══ Source data

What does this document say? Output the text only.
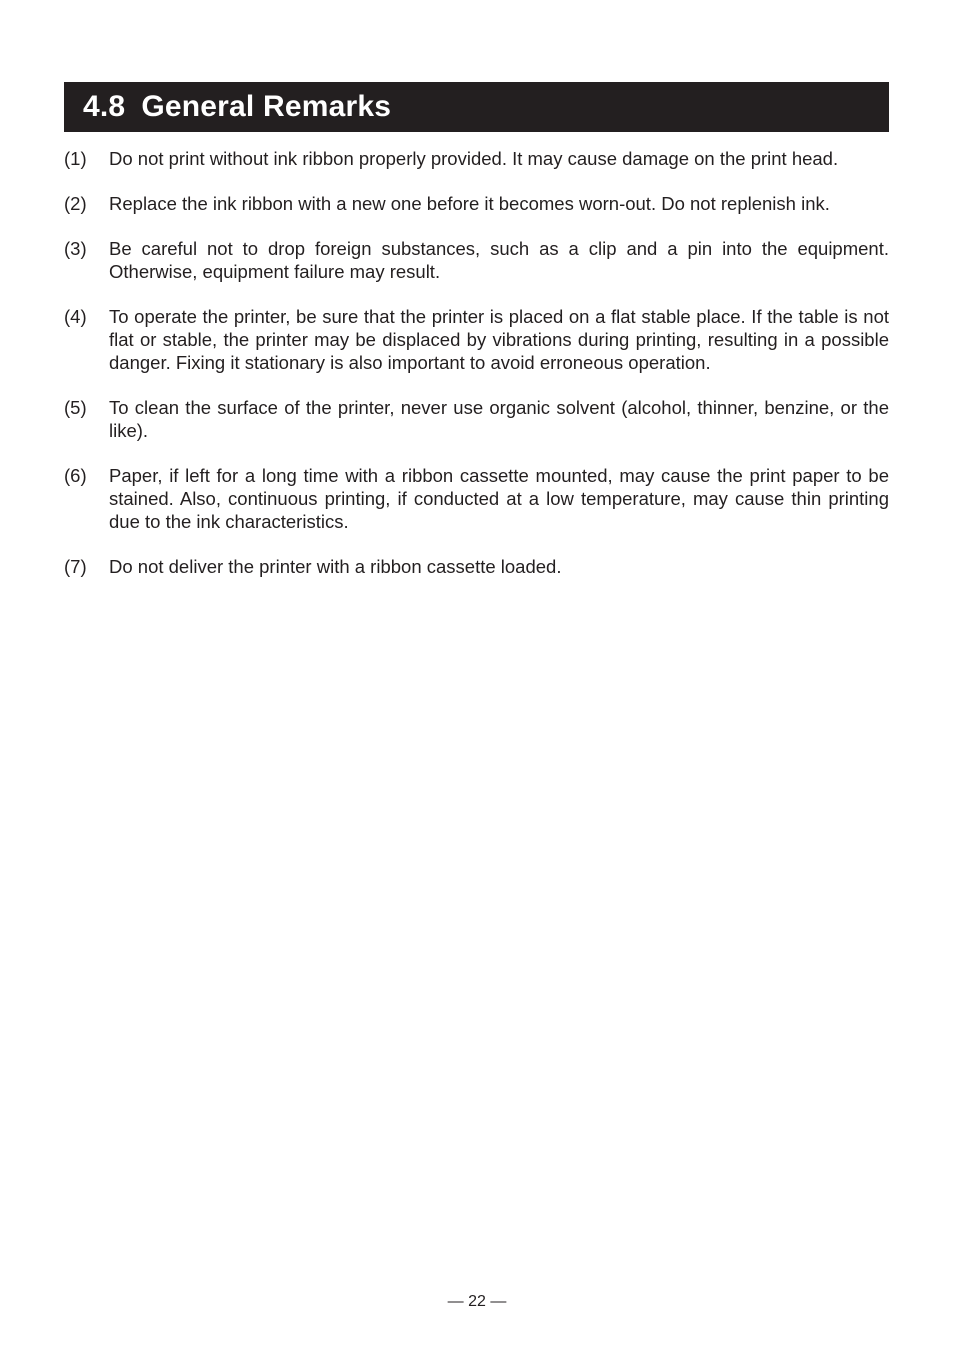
4.8 General Remarks
(1)	Do not print without ink ribbon properly provided. It may cause damage on the print head.
(2)	Replace the ink ribbon with a new one before it becomes worn-out. Do not replenish ink.
(3)	Be careful not to drop foreign substances, such as a clip and a pin into the equipment. Otherwise, equipment failure may result.
(4)	To operate the printer, be sure that the printer is placed on a flat stable place. If the table is not flat or stable, the printer may be displaced by vibrations during printing, resulting in a possible danger. Fixing it stationary is also important to avoid erroneous operation.
(5)	To clean the surface of the printer, never use organic solvent (alcohol, thinner, benzine, or the like).
(6)	Paper, if left for a long time with a ribbon cassette mounted, may cause the print paper to be stained. Also, continuous printing, if conducted at a low temperature, may cause thin printing due to the ink characteristics.
(7)	Do not deliver the printer with a ribbon cassette loaded.
— 22 —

════

### Work to do
Print all of the entries word for word. Omit the pictures they contain.

### Reply
What does this document say? Output the text only.
4.8 General Remarks
(1)	Do not print without ink ribbon properly provided. It may cause damage on the print head.
(2)	Replace the ink ribbon with a new one before it becomes worn-out. Do not replenish ink.
(3)	Be careful not to drop foreign substances, such as a clip and a pin into the equipment. Otherwise, equipment failure may result.
(4)	To operate the printer, be sure that the printer is placed on a flat stable place. If the table is not flat or stable, the printer may be displaced by vibrations during printing, resulting in a possible danger. Fixing it stationary is also important to avoid erroneous operation.
(5)	To clean the surface of the printer, never use organic solvent (alcohol, thinner, benzine, or the like).
(6)	Paper, if left for a long time with a ribbon cassette mounted, may cause the print paper to be stained. Also, continuous printing, if conducted at a low temperature, may cause thin printing due to the ink characteristics.
(7)	Do not deliver the printer with a ribbon cassette loaded.
— 22 —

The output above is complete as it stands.